### What you are asked to do
Without the pictures, can you quote each line below exactly?

(Records from a dataset)
** Start **

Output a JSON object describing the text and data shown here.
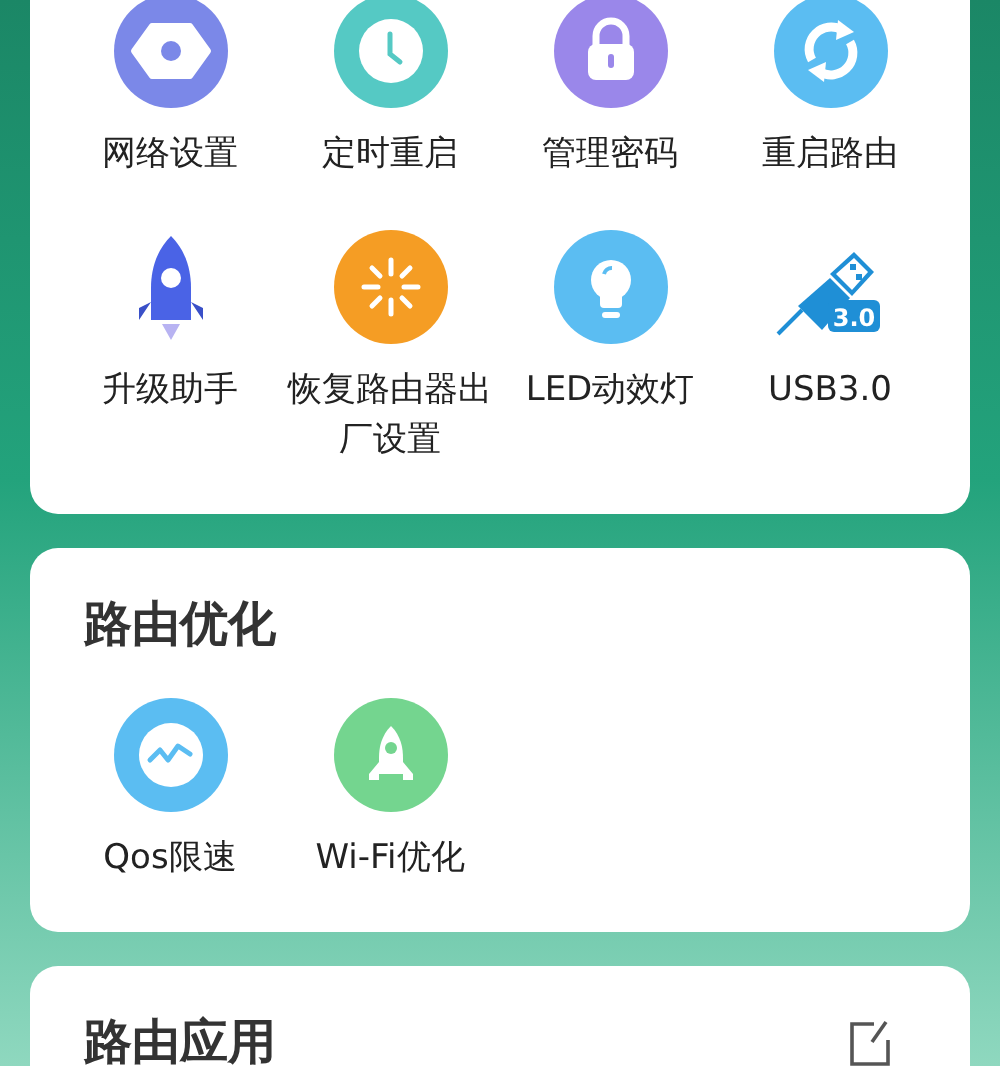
{
  "sections": [
    {
      "items": [
        {
          "kind": "nut",
          "label": "网络设置"
        },
        {
          "kind": "clock",
          "label": "定时重启"
        },
        {
          "kind": "lock",
          "label": "管理密码"
        },
        {
          "kind": "refresh",
          "label": "重启路由"
        },
        {
          "kind": "rocket",
          "label": "升级助手"
        },
        {
          "kind": "loader",
          "label": "恢复路由器出厂设置"
        },
        {
          "kind": "bulb",
          "label": "LED动效灯"
        },
        {
          "kind": "usb",
          "label": "USB3.0",
          "badge": "3.0"
        }
      ]
    },
    {
      "title": "路由优化",
      "items": [
        {
          "kind": "wave",
          "label": "Qos限速"
        },
        {
          "kind": "launch",
          "label": "Wi-Fi优化"
        }
      ]
    },
    {
      "title": "路由应用",
      "edit": true
    }
  ]
}
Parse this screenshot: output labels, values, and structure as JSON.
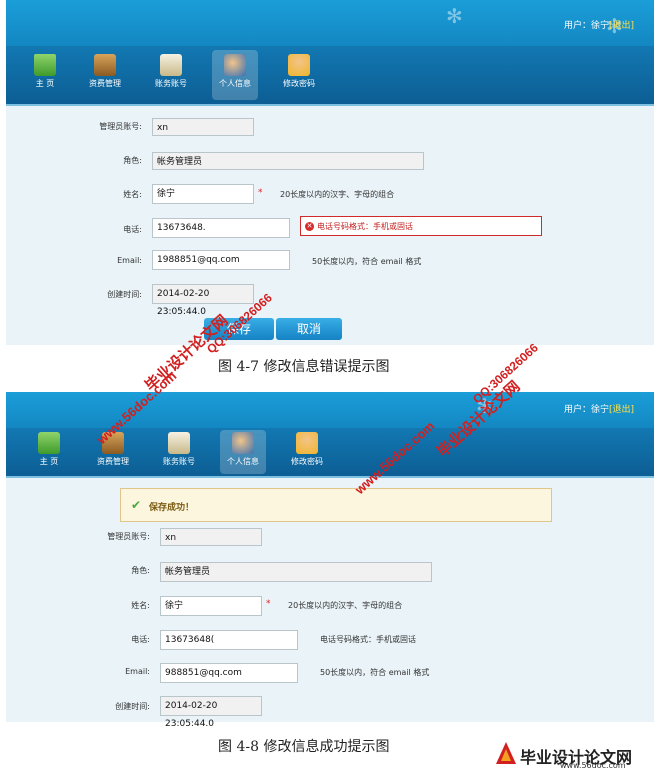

** End **

### Finished task
Output a JSON object describing the text and data shown here.
{
  "sections": [
    {
      "items": [
        {
          "kind": "nut",
          "label": "网络设置"
        },
        {
          "kind": "clock",
          "label": "定时重启"
        },
        {
          "kind": "lock",
          "label": "管理密码"
        },
        {
          "kind": "refresh",
          "label": "重启路由"
        },
        {
          "kind": "rocket",
          "label": "升级助手"
        },
        {
          "kind": "loader",
          "label": "恢复路由器出厂设置"
        },
        {
          "kind": "bulb",
          "label": "LED动效灯"
        },
        {
          "kind": "usb",
          "label": "USB3.0",
          "badge": "3.0"
        }
      ]
    },
    {
      "title": "路由优化",
      "items": [
        {
          "kind": "wave",
          "label": "Qos限速"
        },
        {
          "kind": "launch",
          "label": "Wi-Fi优化"
        }
      ]
    },
    {
      "title": "路由应用",
      "edit": true
    }
  ]
}
Parse this screenshot: output labels, values, and structure as JSON.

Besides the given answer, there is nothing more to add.